## Work to do:
Every line of the records must be repeated exactly; pictures stay out.

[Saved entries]
-- -- --
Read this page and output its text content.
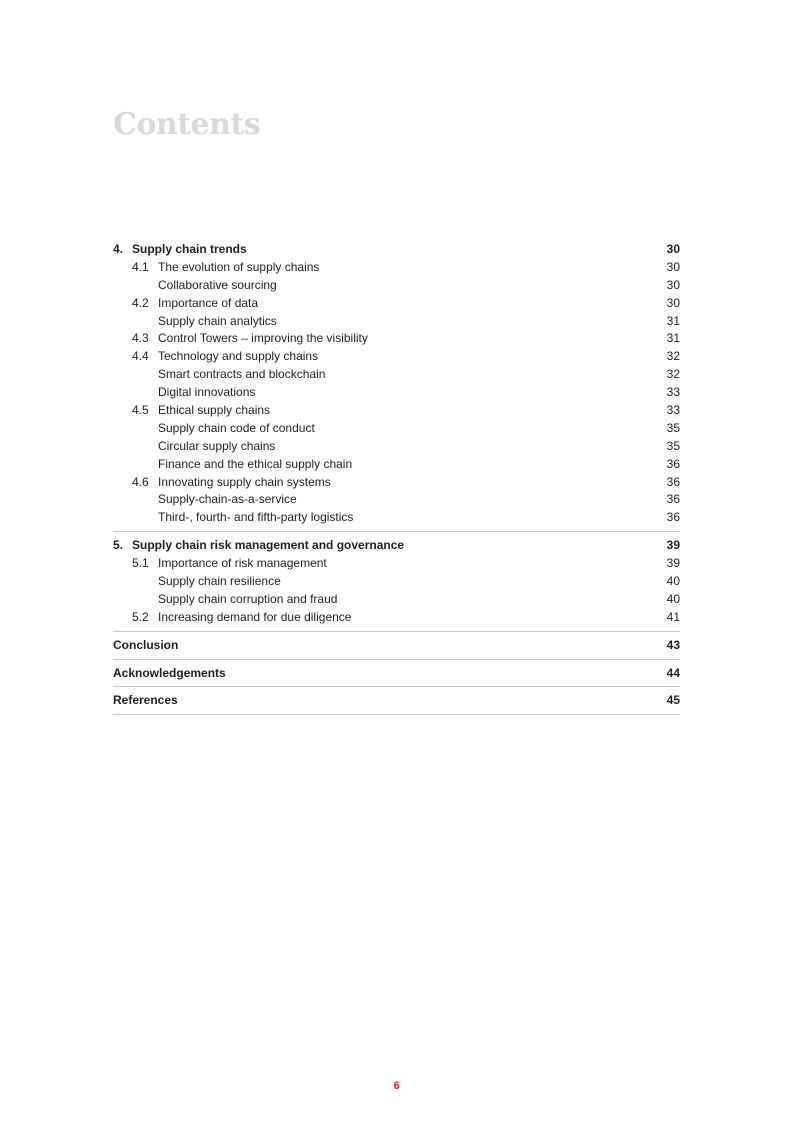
Contents
4. Supply chain trends	30
4.1 The evolution of supply chains	30
Collaborative sourcing	30
4.2 Importance of data	30
Supply chain analytics	31
4.3 Control Towers – improving the visibility	31
4.4 Technology and supply chains	32
Smart contracts and blockchain	32
Digital innovations	33
4.5 Ethical supply chains	33
Supply chain code of conduct	35
Circular supply chains	35
Finance and the ethical supply chain	36
4.6 Innovating supply chain systems	36
Supply-chain-as-a-service	36
Third-, fourth- and fifth-party logistics	36
5. Supply chain risk management and governance	39
5.1 Importance of risk management	39
Supply chain resilience	40
Supply chain corruption and fraud	40
5.2 Increasing demand for due diligence	41
Conclusion	43
Acknowledgements	44
References	45
6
-- -- --
## Full answer:
Read this page and output its text content.
Contents
4. Supply chain trends	30
4.1 The evolution of supply chains	30
Collaborative sourcing	30
4.2 Importance of data	30
Supply chain analytics	31
4.3 Control Towers – improving the visibility	31
4.4 Technology and supply chains	32
Smart contracts and blockchain	32
Digital innovations	33
4.5 Ethical supply chains	33
Supply chain code of conduct	35
Circular supply chains	35
Finance and the ethical supply chain	36
4.6 Innovating supply chain systems	36
Supply-chain-as-a-service	36
Third-, fourth- and fifth-party logistics	36
5. Supply chain risk management and governance	39
5.1 Importance of risk management	39
Supply chain resilience	40
Supply chain corruption and fraud	40
5.2 Increasing demand for due diligence	41
Conclusion	43
Acknowledgements	44
References	45
6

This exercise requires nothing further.